## Problem statement
Take each line that has the word "Scope" and return it.

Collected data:

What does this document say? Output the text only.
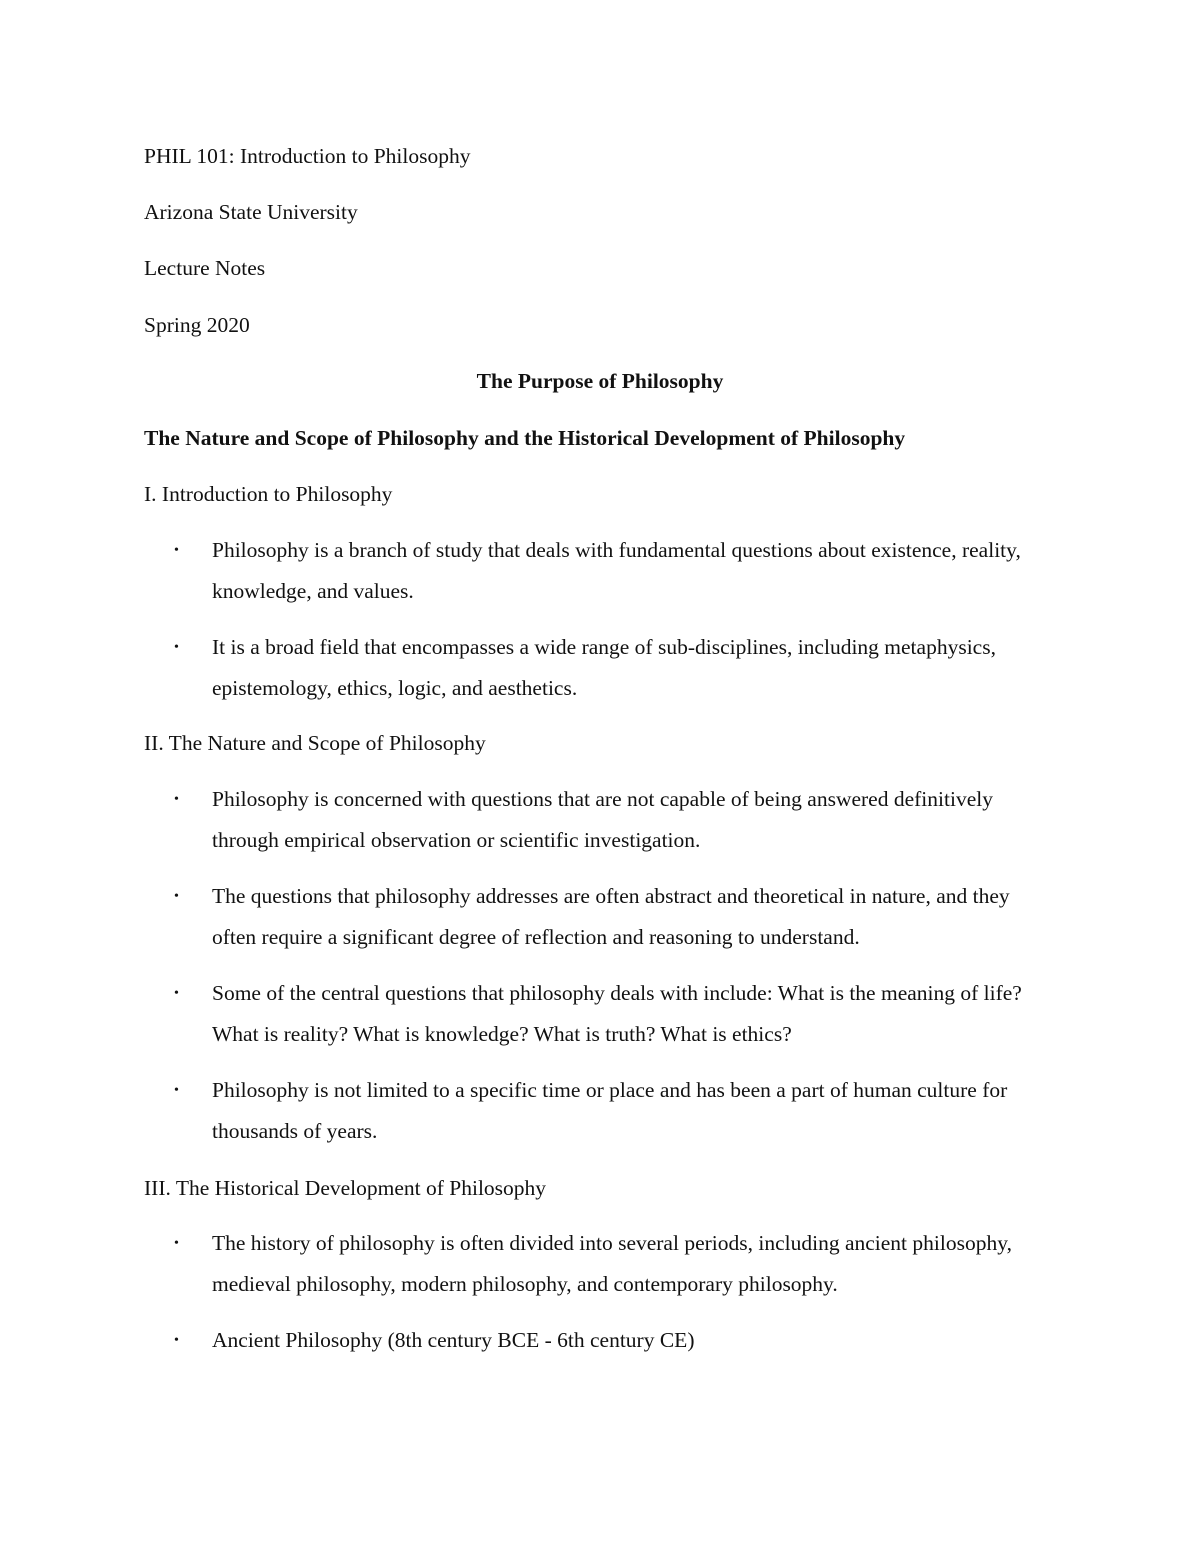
PHIL 101: Introduction to Philosophy
Arizona State University
Lecture Notes
Spring 2020
The Purpose of Philosophy
The Nature and Scope of Philosophy and the Historical Development of Philosophy
I. Introduction to Philosophy
•	Philosophy is a branch of study that deals with fundamental questions about existence, reality, knowledge, and values.
•	It is a broad field that encompasses a wide range of sub-disciplines, including metaphysics, epistemology, ethics, logic, and aesthetics.
II. The Nature and Scope of Philosophy
•	Philosophy is concerned with questions that are not capable of being answered definitively through empirical observation or scientific investigation.
•	The questions that philosophy addresses are often abstract and theoretical in nature, and they often require a significant degree of reflection and reasoning to understand.
•	Some of the central questions that philosophy deals with include: What is the meaning of life? What is reality? What is knowledge? What is truth? What is ethics?
•	Philosophy is not limited to a specific time or place and has been a part of human culture for thousands of years.
III. The Historical Development of Philosophy
•	The history of philosophy is often divided into several periods, including ancient philosophy, medieval philosophy, modern philosophy, and contemporary philosophy.
•	Ancient Philosophy (8th century BCE - 6th century CE)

## Reply to the task
The Nature and Scope of Philosophy and the Historical Development of Philosophy
II. The Nature and Scope of Philosophy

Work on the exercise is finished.